• Work to do: Reproduce verbatim the entries from the one containing "sidebar-organy-reestru: ОРГАНИ РЕЄСТРУ" through the one containing "tile-statystychni-dani[interactable]: СТАТИСТИЧНІ ДАНІ", both included.

• Entries provided:
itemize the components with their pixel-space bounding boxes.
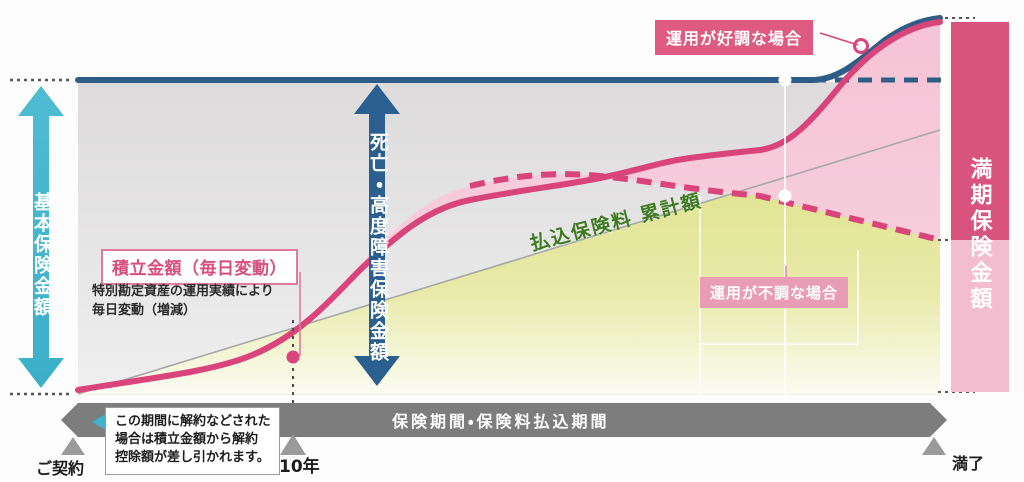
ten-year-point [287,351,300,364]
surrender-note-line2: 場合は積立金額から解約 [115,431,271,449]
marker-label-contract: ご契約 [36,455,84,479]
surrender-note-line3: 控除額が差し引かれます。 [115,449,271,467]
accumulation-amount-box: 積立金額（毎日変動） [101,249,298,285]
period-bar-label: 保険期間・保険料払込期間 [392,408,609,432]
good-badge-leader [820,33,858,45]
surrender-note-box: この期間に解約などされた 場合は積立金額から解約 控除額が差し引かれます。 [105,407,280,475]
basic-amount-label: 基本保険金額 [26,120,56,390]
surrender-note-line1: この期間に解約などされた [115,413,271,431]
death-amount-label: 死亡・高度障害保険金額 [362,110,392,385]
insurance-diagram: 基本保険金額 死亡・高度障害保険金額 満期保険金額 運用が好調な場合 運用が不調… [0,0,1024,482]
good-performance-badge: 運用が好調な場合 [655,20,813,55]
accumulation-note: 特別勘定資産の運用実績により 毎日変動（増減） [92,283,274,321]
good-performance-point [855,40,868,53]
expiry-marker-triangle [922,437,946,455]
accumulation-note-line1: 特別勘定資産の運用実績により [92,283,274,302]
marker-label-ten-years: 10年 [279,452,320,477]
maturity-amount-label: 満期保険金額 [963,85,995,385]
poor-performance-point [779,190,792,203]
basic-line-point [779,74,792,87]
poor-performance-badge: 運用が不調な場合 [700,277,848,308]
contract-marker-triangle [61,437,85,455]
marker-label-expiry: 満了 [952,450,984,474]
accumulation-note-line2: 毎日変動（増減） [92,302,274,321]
==
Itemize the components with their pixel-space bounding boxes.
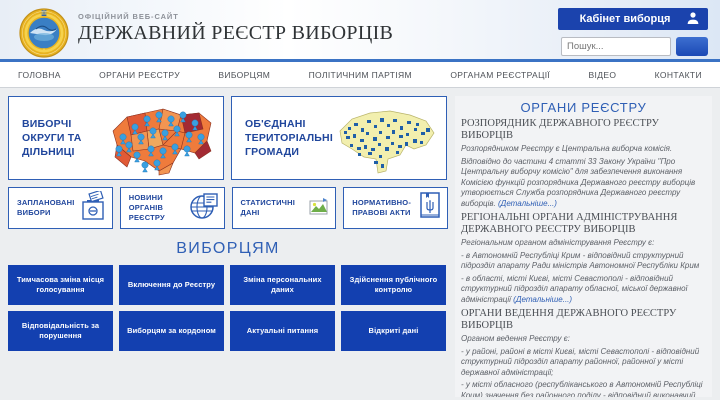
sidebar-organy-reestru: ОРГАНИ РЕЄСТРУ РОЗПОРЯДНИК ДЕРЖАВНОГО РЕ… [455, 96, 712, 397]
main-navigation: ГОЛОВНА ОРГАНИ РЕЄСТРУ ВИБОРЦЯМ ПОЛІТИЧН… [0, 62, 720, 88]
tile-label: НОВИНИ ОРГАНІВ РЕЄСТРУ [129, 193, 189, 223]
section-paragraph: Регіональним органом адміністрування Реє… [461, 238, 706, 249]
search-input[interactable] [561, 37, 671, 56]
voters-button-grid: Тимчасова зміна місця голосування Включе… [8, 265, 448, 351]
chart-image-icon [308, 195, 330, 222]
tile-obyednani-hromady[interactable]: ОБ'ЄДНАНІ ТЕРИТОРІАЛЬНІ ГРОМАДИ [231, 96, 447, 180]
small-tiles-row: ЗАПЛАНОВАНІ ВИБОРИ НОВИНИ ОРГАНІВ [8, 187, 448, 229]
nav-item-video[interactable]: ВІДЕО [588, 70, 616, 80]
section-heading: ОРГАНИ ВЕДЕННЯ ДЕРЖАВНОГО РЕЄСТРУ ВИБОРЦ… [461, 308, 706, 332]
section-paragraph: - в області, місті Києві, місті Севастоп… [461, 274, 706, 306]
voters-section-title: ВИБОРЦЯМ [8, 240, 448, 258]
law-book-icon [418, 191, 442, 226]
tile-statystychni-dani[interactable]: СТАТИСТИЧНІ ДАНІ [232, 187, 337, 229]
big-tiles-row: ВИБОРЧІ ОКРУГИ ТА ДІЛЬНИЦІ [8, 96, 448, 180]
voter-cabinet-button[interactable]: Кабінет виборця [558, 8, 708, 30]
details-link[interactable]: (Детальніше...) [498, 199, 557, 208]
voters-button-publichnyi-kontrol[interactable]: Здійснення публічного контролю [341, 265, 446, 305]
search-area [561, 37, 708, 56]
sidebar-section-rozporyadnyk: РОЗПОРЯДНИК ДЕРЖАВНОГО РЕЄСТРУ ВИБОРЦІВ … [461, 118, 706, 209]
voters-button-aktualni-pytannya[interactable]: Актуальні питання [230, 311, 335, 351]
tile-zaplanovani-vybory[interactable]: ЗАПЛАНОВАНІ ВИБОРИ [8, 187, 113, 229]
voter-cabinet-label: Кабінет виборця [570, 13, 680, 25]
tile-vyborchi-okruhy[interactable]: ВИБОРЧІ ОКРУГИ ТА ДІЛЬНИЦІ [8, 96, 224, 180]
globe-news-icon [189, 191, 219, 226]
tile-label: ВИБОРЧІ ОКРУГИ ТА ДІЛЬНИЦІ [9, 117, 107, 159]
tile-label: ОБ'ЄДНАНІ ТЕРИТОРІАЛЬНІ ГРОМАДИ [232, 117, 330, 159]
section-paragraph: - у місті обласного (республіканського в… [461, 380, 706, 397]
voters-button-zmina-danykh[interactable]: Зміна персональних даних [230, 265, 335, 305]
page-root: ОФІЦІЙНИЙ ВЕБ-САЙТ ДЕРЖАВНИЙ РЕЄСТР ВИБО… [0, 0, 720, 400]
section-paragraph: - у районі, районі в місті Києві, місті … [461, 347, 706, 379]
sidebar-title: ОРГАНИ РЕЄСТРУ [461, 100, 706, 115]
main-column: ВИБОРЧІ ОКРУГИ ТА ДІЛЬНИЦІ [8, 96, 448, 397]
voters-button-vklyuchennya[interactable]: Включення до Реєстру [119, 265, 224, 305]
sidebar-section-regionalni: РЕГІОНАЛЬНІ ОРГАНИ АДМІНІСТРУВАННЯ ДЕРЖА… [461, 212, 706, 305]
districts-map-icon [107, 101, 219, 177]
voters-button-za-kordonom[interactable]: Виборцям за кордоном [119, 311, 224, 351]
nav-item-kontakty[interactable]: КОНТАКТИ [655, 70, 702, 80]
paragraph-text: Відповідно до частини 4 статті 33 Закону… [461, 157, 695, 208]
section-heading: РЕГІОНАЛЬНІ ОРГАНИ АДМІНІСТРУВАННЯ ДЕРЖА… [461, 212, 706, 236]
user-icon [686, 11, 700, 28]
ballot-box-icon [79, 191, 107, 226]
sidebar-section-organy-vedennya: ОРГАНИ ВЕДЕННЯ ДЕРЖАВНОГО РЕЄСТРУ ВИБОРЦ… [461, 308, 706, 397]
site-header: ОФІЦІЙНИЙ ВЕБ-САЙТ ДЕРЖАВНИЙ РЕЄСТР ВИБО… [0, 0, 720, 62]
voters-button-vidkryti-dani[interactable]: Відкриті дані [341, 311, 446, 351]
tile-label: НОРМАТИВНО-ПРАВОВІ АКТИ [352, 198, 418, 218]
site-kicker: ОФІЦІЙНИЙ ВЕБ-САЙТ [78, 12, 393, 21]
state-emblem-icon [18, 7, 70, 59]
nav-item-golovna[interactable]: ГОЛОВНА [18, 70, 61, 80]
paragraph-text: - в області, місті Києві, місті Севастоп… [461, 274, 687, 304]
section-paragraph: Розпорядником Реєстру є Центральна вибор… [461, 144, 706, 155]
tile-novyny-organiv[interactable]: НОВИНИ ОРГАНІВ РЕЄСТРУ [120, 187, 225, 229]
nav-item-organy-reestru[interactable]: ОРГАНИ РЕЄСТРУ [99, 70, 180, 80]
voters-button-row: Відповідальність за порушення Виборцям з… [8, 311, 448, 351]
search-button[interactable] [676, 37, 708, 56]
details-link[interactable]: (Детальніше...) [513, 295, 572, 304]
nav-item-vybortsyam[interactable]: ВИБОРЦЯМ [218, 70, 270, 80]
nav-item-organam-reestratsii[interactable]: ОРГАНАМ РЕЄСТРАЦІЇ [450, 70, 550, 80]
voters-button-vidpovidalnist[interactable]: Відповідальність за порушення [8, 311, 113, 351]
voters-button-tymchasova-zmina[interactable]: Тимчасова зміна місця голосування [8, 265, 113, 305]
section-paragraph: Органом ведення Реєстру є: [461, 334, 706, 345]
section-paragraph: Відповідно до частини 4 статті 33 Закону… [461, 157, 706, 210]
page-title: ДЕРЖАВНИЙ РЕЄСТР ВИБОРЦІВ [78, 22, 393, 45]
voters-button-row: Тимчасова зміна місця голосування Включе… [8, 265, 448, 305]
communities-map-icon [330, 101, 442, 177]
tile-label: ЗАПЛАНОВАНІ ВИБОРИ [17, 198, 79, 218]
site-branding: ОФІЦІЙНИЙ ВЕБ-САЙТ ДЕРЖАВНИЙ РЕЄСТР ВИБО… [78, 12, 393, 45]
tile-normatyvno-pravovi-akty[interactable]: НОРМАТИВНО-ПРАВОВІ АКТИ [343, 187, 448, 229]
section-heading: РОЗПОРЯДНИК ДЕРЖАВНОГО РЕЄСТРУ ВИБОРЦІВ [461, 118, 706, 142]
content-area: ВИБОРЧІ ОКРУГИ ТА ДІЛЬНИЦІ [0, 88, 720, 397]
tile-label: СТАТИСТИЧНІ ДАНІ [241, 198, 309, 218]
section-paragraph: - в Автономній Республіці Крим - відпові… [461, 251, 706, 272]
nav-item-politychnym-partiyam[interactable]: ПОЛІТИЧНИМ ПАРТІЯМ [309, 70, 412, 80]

• Expected answer:
sidebar-organy-reestru: ОРГАНИ РЕЄСТРУ РОЗПОРЯДНИК ДЕРЖАВНОГО РЕ… [455, 96, 712, 397]
main-navigation: ГОЛОВНА ОРГАНИ РЕЄСТРУ ВИБОРЦЯМ ПОЛІТИЧН… [0, 62, 720, 88]
tile-label: НОВИНИ ОРГАНІВ РЕЄСТРУ [129, 193, 189, 223]
section-paragraph: Регіональним органом адміністрування Реє… [461, 238, 706, 249]
search-input[interactable] [561, 37, 671, 56]
voters-button-grid: Тимчасова зміна місця голосування Включе… [8, 265, 448, 351]
chart-image-icon [308, 195, 330, 222]
tile-obyednani-hromady[interactable]: ОБ'ЄДНАНІ ТЕРИТОРІАЛЬНІ ГРОМАДИ [231, 96, 447, 180]
small-tiles-row: ЗАПЛАНОВАНІ ВИБОРИ НОВИНИ ОРГАНІВ [8, 187, 448, 229]
nav-item-video[interactable]: ВІДЕО [588, 70, 616, 80]
section-heading: ОРГАНИ ВЕДЕННЯ ДЕРЖАВНОГО РЕЄСТРУ ВИБОРЦ… [461, 308, 706, 332]
section-paragraph: - в області, місті Києві, місті Севастоп… [461, 274, 706, 306]
voters-section-title: ВИБОРЦЯМ [8, 240, 448, 258]
law-book-icon [418, 191, 442, 226]
tile-statystychni-dani[interactable]: СТАТИСТИЧНІ ДАНІ [232, 187, 337, 229]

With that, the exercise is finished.